- [WORK TO DO]
Below are some records; repeat them all exactly, minus the pictures.

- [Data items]
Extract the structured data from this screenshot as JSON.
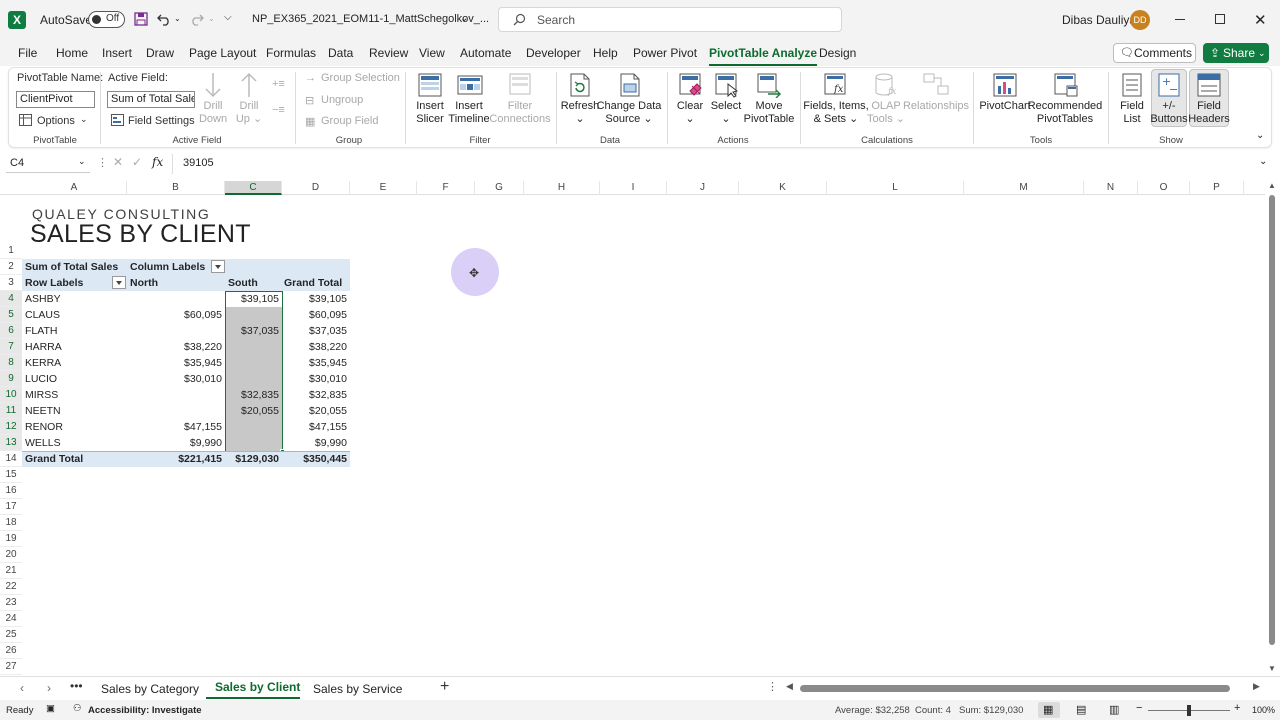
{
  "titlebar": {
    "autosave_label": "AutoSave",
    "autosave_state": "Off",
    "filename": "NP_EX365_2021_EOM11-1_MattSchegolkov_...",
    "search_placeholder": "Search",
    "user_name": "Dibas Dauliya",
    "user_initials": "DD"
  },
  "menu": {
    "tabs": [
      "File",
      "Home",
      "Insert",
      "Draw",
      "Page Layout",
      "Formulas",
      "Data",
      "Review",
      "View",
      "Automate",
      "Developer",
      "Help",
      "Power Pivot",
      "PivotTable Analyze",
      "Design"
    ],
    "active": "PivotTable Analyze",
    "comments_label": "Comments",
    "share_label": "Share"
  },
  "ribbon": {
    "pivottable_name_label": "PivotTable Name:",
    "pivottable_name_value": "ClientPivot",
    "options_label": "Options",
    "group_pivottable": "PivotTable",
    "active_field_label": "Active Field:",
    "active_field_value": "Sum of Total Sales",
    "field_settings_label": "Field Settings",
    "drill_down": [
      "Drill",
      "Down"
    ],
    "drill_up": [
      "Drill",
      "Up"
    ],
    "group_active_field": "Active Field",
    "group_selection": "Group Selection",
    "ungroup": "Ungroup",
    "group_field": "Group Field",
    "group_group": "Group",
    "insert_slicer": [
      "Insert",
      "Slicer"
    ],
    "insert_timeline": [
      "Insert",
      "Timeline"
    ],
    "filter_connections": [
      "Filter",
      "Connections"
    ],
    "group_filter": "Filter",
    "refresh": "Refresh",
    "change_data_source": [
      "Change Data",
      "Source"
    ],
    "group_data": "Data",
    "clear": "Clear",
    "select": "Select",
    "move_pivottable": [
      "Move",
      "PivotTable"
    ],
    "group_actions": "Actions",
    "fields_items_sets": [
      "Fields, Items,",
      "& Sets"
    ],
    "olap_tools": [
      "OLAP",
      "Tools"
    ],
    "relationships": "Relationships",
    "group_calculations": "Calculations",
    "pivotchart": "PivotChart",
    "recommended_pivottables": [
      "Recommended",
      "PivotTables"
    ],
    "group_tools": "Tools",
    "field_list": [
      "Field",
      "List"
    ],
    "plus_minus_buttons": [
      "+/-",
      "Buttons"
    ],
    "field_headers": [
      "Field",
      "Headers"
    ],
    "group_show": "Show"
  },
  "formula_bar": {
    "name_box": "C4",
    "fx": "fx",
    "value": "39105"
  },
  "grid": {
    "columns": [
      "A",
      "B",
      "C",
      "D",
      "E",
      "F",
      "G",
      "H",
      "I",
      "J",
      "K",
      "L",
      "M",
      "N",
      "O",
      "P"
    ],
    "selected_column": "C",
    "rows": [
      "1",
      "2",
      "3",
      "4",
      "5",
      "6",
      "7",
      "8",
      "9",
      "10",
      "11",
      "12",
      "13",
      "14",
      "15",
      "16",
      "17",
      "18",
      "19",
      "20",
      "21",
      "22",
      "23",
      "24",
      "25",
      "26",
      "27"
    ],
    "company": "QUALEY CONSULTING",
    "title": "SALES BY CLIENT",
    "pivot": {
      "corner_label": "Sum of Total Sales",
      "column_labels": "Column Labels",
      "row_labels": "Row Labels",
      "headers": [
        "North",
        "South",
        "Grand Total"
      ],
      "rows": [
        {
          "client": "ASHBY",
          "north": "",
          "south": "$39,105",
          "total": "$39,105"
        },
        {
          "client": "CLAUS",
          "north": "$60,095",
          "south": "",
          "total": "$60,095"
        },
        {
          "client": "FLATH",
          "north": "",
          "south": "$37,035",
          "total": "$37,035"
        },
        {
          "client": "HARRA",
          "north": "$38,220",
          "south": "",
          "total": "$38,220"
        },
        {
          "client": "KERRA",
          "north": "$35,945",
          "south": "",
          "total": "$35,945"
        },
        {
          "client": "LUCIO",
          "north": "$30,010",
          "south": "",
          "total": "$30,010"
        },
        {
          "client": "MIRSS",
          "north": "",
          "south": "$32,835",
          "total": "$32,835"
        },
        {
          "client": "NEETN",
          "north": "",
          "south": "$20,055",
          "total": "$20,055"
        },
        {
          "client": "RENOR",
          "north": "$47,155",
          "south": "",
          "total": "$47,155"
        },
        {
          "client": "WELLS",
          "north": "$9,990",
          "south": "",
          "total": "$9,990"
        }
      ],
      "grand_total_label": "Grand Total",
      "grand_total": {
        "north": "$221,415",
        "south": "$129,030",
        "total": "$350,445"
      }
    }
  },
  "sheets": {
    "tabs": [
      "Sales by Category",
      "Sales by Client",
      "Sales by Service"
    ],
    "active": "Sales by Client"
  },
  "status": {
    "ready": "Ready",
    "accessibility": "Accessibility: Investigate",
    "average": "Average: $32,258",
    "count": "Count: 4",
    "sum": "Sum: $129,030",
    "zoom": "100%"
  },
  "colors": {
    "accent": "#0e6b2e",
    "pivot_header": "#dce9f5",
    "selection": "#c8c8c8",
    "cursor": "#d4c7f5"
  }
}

- [EXPECTED ANSWER]
Extract the structured data from this screenshot as JSON.
{
  "titlebar": {
    "autosave_label": "AutoSave",
    "autosave_state": "Off",
    "filename": "NP_EX365_2021_EOM11-1_MattSchegolkov_...",
    "search_placeholder": "Search",
    "user_name": "Dibas Dauliya",
    "user_initials": "DD"
  },
  "menu": {
    "tabs": [
      "File",
      "Home",
      "Insert",
      "Draw",
      "Page Layout",
      "Formulas",
      "Data",
      "Review",
      "View",
      "Automate",
      "Developer",
      "Help",
      "Power Pivot",
      "PivotTable Analyze",
      "Design"
    ],
    "active": "PivotTable Analyze",
    "comments_label": "Comments",
    "share_label": "Share"
  },
  "ribbon": {
    "pivottable_name_label": "PivotTable Name:",
    "pivottable_name_value": "ClientPivot",
    "options_label": "Options",
    "group_pivottable": "PivotTable",
    "active_field_label": "Active Field:",
    "active_field_value": "Sum of Total Sales",
    "field_settings_label": "Field Settings",
    "drill_down": [
      "Drill",
      "Down"
    ],
    "drill_up": [
      "Drill",
      "Up"
    ],
    "group_active_field": "Active Field",
    "group_selection": "Group Selection",
    "ungroup": "Ungroup",
    "group_field": "Group Field",
    "group_group": "Group",
    "insert_slicer": [
      "Insert",
      "Slicer"
    ],
    "insert_timeline": [
      "Insert",
      "Timeline"
    ],
    "filter_connections": [
      "Filter",
      "Connections"
    ],
    "group_filter": "Filter",
    "refresh": "Refresh",
    "change_data_source": [
      "Change Data",
      "Source"
    ],
    "group_data": "Data",
    "clear": "Clear",
    "select": "Select",
    "move_pivottable": [
      "Move",
      "PivotTable"
    ],
    "group_actions": "Actions",
    "fields_items_sets": [
      "Fields, Items,",
      "& Sets"
    ],
    "olap_tools": [
      "OLAP",
      "Tools"
    ],
    "relationships": "Relationships",
    "group_calculations": "Calculations",
    "pivotchart": "PivotChart",
    "recommended_pivottables": [
      "Recommended",
      "PivotTables"
    ],
    "group_tools": "Tools",
    "field_list": [
      "Field",
      "List"
    ],
    "plus_minus_buttons": [
      "+/-",
      "Buttons"
    ],
    "field_headers": [
      "Field",
      "Headers"
    ],
    "group_show": "Show"
  },
  "formula_bar": {
    "name_box": "C4",
    "fx": "fx",
    "value": "39105"
  },
  "grid": {
    "columns": [
      "A",
      "B",
      "C",
      "D",
      "E",
      "F",
      "G",
      "H",
      "I",
      "J",
      "K",
      "L",
      "M",
      "N",
      "O",
      "P"
    ],
    "selected_column": "C",
    "rows": [
      "1",
      "2",
      "3",
      "4",
      "5",
      "6",
      "7",
      "8",
      "9",
      "10",
      "11",
      "12",
      "13",
      "14",
      "15",
      "16",
      "17",
      "18",
      "19",
      "20",
      "21",
      "22",
      "23",
      "24",
      "25",
      "26",
      "27"
    ],
    "company": "QUALEY CONSULTING",
    "title": "SALES BY CLIENT",
    "pivot": {
      "corner_label": "Sum of Total Sales",
      "column_labels": "Column Labels",
      "row_labels": "Row Labels",
      "headers": [
        "North",
        "South",
        "Grand Total"
      ],
      "rows": [
        {
          "client": "ASHBY",
          "north": "",
          "south": "$39,105",
          "total": "$39,105"
        },
        {
          "client": "CLAUS",
          "north": "$60,095",
          "south": "",
          "total": "$60,095"
        },
        {
          "client": "FLATH",
          "north": "",
          "south": "$37,035",
          "total": "$37,035"
        },
        {
          "client": "HARRA",
          "north": "$38,220",
          "south": "",
          "total": "$38,220"
        },
        {
          "client": "KERRA",
          "north": "$35,945",
          "south": "",
          "total": "$35,945"
        },
        {
          "client": "LUCIO",
          "north": "$30,010",
          "south": "",
          "total": "$30,010"
        },
        {
          "client": "MIRSS",
          "north": "",
          "south": "$32,835",
          "total": "$32,835"
        },
        {
          "client": "NEETN",
          "north": "",
          "south": "$20,055",
          "total": "$20,055"
        },
        {
          "client": "RENOR",
          "north": "$47,155",
          "south": "",
          "total": "$47,155"
        },
        {
          "client": "WELLS",
          "north": "$9,990",
          "south": "",
          "total": "$9,990"
        }
      ],
      "grand_total_label": "Grand Total",
      "grand_total": {
        "north": "$221,415",
        "south": "$129,030",
        "total": "$350,445"
      }
    }
  },
  "sheets": {
    "tabs": [
      "Sales by Category",
      "Sales by Client",
      "Sales by Service"
    ],
    "active": "Sales by Client"
  },
  "status": {
    "ready": "Ready",
    "accessibility": "Accessibility: Investigate",
    "average": "Average: $32,258",
    "count": "Count: 4",
    "sum": "Sum: $129,030",
    "zoom": "100%"
  },
  "colors": {
    "accent": "#0e6b2e",
    "pivot_header": "#dce9f5",
    "selection": "#c8c8c8",
    "cursor": "#d4c7f5"
  }
}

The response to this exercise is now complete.